Task to carry out ->
The listing below is to be output in its exact form.

Data excerpts ->
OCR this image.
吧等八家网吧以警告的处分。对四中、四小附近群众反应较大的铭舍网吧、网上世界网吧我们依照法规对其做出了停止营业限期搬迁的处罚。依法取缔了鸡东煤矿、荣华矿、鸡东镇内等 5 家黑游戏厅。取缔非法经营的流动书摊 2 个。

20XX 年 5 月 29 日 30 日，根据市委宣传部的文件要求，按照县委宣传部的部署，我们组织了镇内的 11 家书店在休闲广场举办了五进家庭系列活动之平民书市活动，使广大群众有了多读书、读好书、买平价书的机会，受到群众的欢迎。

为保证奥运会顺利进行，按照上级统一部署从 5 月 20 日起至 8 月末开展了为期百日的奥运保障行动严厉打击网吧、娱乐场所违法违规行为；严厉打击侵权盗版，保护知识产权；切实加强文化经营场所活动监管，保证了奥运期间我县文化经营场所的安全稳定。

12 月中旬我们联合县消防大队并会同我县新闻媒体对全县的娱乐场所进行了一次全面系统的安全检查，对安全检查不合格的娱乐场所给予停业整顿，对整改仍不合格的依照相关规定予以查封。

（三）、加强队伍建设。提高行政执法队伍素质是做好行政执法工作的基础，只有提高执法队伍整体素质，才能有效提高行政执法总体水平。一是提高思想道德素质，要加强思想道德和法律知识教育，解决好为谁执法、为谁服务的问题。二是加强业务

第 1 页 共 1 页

Result of this task ->
OCR this image.
吧等八家网吧以警告的处分。对四中、四小附近群众反应较大的铭舍网吧、网上世界网吧我们依照法规对其做出了停止营业限期搬迁的处罚。依法取缔了鸡东煤矿、荣华矿、鸡东镇内等 5 家黑游戏厅。取缔非法经营的流动书摊 2 个。

20XX 年 5 月 29 日 30 日，根据市委宣传部的文件要求，按照县委宣传部的部署，我们组织了镇内的 11 家书店在休闲广场举办了五进家庭系列活动之平民书市活动，使广大群众有了多读书、读好书、买平价书的机会，受到群众的欢迎。

为保证奥运会顺利进行，按照上级统一部署从 5 月 20 日起至 8 月末开展了为期百日的奥运保障行动严厉打击网吧、娱乐场所违法违规行为；严厉打击侵权盗版，保护知识产权；切实加强文化经营场所活动监管，保证了奥运期间我县文化经营场所的安全稳定。

12 月中旬我们联合县消防大队并会同我县新闻媒体对全县的娱乐场所进行了一次全面系统的安全检查，对安全检查不合格的娱乐场所给予停业整顿，对整改仍不合格的依照相关规定予以查封。

（三）、加强队伍建设。提高行政执法队伍素质是做好行政执法工作的基础，只有提高执法队伍整体素质，才能有效提高行政执法总体水平。一是提高思想道德素质，要加强思想道德和法律知识教育，解决好为谁执法、为谁服务的问题。二是加强业务

第 1 页 共 1 页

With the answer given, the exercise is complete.